SOURCE EXTRACT

Countdown to €100 Oil: €70 Oil

This is a guest post by DoDo, a frontpager over at the European Tribune (and best known for his great Train Blogging series). This is an updated and adapted version of Oil prices in Euros, a story initially posted last October. In the past half-year, we often saw simultaneous crude oil and Euro/dollar rallies. The question emerges, how would oil prices look in Euros?


(Click to enlarge)

Below the fold, I'll explain what data is displayed on the diagram, and show a few more diagrams.

The Euro itself as basis for a historical trend is not that straightforward. Over the past three decades, the Euro (EUR, €) has been (and is) "under construction".

The Euro is presently the official currency of 15 of the currently 27 member states of the European Union (as well as four embedded micro-states, from Andorra to the Vatican), controlled by the monetary policy of the European Central Bank (ECB). But it became physical currency only in 2002, then in 12 of the then 15 EU member states, and started existence as accounting money of only 11 member states in 1999.

For the time before 1999, the Euro has to be pegged to some predecessor. There are two possibilities.

One is to use a virtual unit calculated from then extant national currencies. Preceding the Euro was a long convergence of European monetary policies and exchange rates, part of which was indeed the definition of such virtual monetary units. The last of these was the European Currency Unit (ECU). The Euro was set to equal the ECU at its launch. Thus the virtual Euro-ECU peg is simply 1:1.

The second possibility is to stick with the strongest of the preceding national currencies: the West German Mark (DEM). This makes sense because the ECB largely continues the monetary policy of the [West] German Bundesbank, thus in some practical respects, the Euro is more DEM 2.0 than ECU 2.0. In 1999-2001, the German Mark only served as paper money for the Euro, at a fixed exchange rate. Using this, the pre-1999 virtual Euro-German Mark peg can be set at 1.95583:1.

The actual data I used:

With the above, the long-term exchange rate history:

As oil price in dollars, the currently preferred reference values are that of front-month futures. However, NYMEX's WTI futures started only in 1983, IPE's Brent futures even only in 1988. For a benchmark extending back to the two Energy Crises, we need spot prices. Fortunately, today spot prices follow front-month futures rather closely, thus the distinction is of little importance.

The datasets I found & used:

Daily vs. monthly data: another incompatibility over time. Only exchange rates will give an indication of daily volatility. However, one can hardly tell how prices would have been if market response had been as fast as today: maybe spikes would have been even higher, but maybe not, because of faster declines after spikes.

DATA
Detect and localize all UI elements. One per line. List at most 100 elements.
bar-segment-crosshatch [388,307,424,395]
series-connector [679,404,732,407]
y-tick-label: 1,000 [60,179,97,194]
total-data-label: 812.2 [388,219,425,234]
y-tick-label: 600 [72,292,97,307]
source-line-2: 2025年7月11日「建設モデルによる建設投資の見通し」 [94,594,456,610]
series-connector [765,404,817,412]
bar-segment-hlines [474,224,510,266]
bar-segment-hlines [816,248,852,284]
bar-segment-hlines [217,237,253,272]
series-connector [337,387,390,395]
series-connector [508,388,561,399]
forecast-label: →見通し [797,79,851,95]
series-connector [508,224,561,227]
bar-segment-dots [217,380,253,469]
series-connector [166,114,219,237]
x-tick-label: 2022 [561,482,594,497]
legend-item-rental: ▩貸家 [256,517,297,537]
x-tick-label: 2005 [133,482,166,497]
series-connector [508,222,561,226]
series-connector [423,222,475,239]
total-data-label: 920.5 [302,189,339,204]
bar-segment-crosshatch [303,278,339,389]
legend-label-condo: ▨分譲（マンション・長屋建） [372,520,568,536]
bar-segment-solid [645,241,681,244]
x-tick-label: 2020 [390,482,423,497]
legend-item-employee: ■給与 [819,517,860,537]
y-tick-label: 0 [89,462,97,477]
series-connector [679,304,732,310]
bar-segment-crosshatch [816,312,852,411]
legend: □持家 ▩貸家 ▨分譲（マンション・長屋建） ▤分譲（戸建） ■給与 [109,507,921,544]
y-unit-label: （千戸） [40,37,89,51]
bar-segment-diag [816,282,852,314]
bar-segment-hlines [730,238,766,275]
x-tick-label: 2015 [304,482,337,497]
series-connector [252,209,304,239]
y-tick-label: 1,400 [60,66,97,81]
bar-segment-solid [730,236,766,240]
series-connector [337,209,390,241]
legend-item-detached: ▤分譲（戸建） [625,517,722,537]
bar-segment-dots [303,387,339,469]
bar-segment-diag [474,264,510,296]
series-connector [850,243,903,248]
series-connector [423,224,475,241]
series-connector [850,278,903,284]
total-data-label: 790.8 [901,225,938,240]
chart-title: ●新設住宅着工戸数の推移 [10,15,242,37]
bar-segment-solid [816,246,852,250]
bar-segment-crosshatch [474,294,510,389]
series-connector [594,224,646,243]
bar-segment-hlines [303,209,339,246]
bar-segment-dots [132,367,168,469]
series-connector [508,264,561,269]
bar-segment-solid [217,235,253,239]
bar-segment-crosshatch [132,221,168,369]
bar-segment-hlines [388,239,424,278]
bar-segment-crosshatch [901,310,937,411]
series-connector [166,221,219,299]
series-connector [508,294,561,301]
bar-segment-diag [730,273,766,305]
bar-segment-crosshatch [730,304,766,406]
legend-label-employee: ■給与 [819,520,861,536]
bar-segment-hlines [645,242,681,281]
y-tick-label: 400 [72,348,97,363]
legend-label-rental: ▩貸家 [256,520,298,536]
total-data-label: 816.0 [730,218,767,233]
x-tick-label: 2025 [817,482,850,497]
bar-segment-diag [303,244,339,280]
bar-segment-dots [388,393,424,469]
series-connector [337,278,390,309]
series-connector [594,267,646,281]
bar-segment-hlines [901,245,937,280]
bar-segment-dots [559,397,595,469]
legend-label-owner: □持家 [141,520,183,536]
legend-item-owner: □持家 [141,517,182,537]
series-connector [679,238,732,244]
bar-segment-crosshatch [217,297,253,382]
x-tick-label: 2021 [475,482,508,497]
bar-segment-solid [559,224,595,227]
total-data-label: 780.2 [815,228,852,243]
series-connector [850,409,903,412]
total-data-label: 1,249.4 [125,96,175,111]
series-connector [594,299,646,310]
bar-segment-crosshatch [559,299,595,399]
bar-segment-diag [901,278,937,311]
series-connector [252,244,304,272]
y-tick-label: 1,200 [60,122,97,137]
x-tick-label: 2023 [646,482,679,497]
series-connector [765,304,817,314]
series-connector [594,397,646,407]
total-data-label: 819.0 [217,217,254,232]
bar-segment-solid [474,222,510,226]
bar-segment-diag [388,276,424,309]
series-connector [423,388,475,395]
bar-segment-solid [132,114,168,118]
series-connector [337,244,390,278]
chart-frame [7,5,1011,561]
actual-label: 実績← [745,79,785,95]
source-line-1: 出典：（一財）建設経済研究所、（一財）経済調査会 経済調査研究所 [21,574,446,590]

EXERCISE A
Translate this sentence from the post on oil prices in euros into Spanish: "The Euro was set to equal the ECU at its launch."
EXERCISE B
Reproduce the post on oil prices in euros from "(Click to enlarge)" up to and including "states in 1999.".
The entries come from a source separate from the post on oil prices in euros.

PROBLEM SOLUTION A
Se estableció que el euro equivaliera al ECU en su lanzamiento.

PROBLEM SOLUTION B
(Click to enlarge)

Below the fold, I'll explain what data is displayed on the diagram, and show a few more diagrams.

The Euro itself as basis for a historical trend is not that straightforward. Over the past three decades, the Euro (EUR, €) has been (and is) "under construction".

The Euro is presently the official currency of 15 of the currently 27 member states of the European Union (as well as four embedded micro-states, from Andorra to the Vatican), controlled by the monetary policy of the European Central Bank (ECB). But it became physical currency only in 2002, then in 12 of the then 15 EU member states, and started existence as accounting money of only 11 member states in 1999.